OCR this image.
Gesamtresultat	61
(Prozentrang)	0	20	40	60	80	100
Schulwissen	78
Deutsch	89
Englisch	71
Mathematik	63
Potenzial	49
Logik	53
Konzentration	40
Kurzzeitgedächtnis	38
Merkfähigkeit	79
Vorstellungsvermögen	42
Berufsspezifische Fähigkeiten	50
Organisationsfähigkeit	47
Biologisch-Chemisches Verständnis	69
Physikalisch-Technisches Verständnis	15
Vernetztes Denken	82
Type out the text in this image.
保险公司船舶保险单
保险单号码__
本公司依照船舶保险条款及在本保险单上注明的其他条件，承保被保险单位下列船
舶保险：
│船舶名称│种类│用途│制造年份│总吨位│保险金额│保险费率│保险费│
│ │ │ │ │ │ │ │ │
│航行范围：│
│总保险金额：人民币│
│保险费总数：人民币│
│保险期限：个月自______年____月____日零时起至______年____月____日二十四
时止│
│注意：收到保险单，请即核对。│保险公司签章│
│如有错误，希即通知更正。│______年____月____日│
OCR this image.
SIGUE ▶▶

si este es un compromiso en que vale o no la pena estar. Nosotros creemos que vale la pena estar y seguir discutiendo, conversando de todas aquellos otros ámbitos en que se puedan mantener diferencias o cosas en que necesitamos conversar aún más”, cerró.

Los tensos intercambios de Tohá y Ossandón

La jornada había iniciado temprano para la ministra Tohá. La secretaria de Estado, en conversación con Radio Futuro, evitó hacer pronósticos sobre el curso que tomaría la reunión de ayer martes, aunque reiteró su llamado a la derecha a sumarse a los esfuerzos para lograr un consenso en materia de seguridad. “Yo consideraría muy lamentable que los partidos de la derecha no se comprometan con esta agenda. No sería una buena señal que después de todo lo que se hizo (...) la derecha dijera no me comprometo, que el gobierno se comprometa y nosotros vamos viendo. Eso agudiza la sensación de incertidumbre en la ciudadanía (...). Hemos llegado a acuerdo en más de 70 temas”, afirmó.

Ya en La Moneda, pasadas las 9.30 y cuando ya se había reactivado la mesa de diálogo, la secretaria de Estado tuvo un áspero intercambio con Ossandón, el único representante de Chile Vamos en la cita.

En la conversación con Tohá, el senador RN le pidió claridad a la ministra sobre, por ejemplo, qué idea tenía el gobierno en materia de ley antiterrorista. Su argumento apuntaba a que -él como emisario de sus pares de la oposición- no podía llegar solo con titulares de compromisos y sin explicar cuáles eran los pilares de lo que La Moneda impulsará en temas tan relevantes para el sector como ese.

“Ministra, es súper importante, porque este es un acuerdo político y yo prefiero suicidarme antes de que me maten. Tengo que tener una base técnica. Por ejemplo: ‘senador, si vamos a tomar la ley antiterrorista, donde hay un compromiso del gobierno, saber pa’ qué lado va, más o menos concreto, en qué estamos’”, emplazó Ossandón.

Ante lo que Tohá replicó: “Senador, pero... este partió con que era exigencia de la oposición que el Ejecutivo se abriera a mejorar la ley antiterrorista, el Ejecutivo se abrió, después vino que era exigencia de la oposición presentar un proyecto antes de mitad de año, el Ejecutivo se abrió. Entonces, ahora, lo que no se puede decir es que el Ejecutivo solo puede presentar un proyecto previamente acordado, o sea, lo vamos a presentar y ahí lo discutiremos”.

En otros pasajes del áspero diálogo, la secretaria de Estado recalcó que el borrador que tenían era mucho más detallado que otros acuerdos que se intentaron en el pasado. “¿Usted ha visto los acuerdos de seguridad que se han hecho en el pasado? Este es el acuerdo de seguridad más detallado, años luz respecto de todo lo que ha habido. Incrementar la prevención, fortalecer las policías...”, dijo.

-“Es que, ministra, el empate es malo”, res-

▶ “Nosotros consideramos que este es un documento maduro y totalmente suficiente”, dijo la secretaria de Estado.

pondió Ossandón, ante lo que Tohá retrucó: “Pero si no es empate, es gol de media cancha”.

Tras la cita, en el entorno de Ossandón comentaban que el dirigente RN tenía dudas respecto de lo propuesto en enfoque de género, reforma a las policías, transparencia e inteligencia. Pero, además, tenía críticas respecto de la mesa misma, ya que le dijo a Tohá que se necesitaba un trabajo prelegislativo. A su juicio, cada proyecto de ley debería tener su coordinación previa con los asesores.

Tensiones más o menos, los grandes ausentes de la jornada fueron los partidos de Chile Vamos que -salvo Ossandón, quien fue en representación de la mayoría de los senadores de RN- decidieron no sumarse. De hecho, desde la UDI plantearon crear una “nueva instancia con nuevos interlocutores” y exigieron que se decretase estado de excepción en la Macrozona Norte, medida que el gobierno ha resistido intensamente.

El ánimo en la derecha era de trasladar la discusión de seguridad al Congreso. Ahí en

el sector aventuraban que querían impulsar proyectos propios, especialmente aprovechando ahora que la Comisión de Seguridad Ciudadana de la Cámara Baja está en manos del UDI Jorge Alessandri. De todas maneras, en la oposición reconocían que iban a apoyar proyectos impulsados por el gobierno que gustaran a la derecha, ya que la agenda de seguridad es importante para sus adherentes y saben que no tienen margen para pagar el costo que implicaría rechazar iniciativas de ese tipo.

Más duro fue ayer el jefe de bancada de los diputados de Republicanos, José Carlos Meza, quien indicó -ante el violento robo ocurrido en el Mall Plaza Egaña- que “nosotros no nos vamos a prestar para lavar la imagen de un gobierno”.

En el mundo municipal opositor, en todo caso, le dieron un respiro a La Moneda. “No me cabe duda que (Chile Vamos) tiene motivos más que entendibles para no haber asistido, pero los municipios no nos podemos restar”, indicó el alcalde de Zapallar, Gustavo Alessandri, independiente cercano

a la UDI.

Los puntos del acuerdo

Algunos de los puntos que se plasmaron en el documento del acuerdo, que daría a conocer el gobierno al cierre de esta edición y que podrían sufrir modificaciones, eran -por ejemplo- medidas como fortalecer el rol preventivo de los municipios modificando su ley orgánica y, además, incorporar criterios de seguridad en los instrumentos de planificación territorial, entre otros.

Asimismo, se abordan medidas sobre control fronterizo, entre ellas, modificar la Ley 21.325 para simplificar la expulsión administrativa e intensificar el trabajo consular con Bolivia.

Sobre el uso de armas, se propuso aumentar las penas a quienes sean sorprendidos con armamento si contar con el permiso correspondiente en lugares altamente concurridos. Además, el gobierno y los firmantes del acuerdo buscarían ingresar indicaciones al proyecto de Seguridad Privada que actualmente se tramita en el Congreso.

**Your task**
Identify and list each line with the word "trabajo".

**Response to this exercise**
Tras la cita, en el entorno de Ossandón comentaban que el dirigente RN tenía dudas respecto de lo propuesto en enfoque de género, reforma a las policías, transparencia e inteligencia. Pero, además, tenía críticas respecto de la mesa misma, ya que le dijo a Tohá que se necesitaba un trabajo prelegislativo. A su juicio, cada proyecto de ley debería tener su coordinación previa con los asesores.
Asimismo, se abordan medidas sobre control fronterizo, entre ellas, modificar la Ley 21.325 para simplificar la expulsión administrativa e intensificar el trabajo consular con Bolivia.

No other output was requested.